Write out every record below exactly as it appears.

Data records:
______________________________

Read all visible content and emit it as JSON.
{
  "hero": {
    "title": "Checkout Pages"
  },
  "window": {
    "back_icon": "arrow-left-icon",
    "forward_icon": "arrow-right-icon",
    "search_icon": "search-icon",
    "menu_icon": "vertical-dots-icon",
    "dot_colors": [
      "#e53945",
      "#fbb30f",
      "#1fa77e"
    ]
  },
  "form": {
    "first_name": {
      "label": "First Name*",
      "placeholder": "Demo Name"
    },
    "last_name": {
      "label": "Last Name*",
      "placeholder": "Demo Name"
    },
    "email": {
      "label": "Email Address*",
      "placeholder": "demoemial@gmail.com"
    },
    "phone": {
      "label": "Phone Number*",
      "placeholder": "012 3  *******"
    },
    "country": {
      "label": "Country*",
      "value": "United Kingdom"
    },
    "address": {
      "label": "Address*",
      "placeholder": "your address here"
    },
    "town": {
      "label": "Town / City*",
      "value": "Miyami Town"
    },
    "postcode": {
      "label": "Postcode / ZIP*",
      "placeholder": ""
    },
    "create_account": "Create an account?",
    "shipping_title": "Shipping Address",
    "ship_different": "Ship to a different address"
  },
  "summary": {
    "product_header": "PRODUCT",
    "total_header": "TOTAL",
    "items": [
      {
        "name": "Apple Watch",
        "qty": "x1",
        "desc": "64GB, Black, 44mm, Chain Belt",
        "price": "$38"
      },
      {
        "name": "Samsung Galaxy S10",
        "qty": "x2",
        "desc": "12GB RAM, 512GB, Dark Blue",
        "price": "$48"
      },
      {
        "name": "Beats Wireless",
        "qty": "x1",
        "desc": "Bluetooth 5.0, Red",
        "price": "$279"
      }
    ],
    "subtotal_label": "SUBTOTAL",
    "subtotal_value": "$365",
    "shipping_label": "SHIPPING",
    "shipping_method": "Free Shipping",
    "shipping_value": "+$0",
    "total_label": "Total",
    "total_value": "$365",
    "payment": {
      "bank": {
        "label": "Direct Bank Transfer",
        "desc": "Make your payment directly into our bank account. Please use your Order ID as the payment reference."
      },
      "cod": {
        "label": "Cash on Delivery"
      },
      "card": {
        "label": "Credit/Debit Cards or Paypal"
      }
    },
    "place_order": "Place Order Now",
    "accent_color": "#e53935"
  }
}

______________________________

Solved problem =>
Read all visible content and emit it as JSON.
{
  "hero": {
    "title": "Checkout Pages"
  },
  "window": {
    "back_icon": "arrow-left-icon",
    "forward_icon": "arrow-right-icon",
    "search_icon": "search-icon",
    "menu_icon": "vertical-dots-icon",
    "dot_colors": [
      "#e53945",
      "#fbb30f",
      "#1fa77e"
    ]
  },
  "form": {
    "first_name": {
      "label": "First Name*",
      "placeholder": "Demo Name"
    },
    "last_name": {
      "label": "Last Name*",
      "placeholder": "Demo Name"
    },
    "email": {
      "label": "Email Address*",
      "placeholder": "demoemial@gmail.com"
    },
    "phone": {
      "label": "Phone Number*",
      "placeholder": "012 3  *******"
    },
    "country": {
      "label": "Country*",
      "value": "United Kingdom"
    },
    "address": {
      "label": "Address*",
      "placeholder": "your address here"
    },
    "town": {
      "label": "Town / City*",
      "value": "Miyami Town"
    },
    "postcode": {
      "label": "Postcode / ZIP*",
      "placeholder": ""
    },
    "create_account": "Create an account?",
    "shipping_title": "Shipping Address",
    "ship_different": "Ship to a different address"
  },
  "summary": {
    "product_header": "PRODUCT",
    "total_header": "TOTAL",
    "items": [
      {
        "name": "Apple Watch",
        "qty": "x1",
        "desc": "64GB, Black, 44mm, Chain Belt",
        "price": "$38"
      },
      {
        "name": "Samsung Galaxy S10",
        "qty": "x2",
        "desc": "12GB RAM, 512GB, Dark Blue",
        "price": "$48"
      },
      {
        "name": "Beats Wireless",
        "qty": "x1",
        "desc": "Bluetooth 5.0, Red",
        "price": "$279"
      }
    ],
    "subtotal_label": "SUBTOTAL",
    "subtotal_value": "$365",
    "shipping_label": "SHIPPING",
    "shipping_method": "Free Shipping",
    "shipping_value": "+$0",
    "total_label": "Total",
    "total_value": "$365",
    "payment": {
      "bank": {
        "label": "Direct Bank Transfer",
        "desc": "Make your payment directly into our bank account. Please use your Order ID as the payment reference."
      },
      "cod": {
        "label": "Cash on Delivery"
      },
      "card": {
        "label": "Credit/Debit Cards or Paypal"
      }
    },
    "place_order": "Place Order Now",
    "accent_color": "#e53935"
  }
}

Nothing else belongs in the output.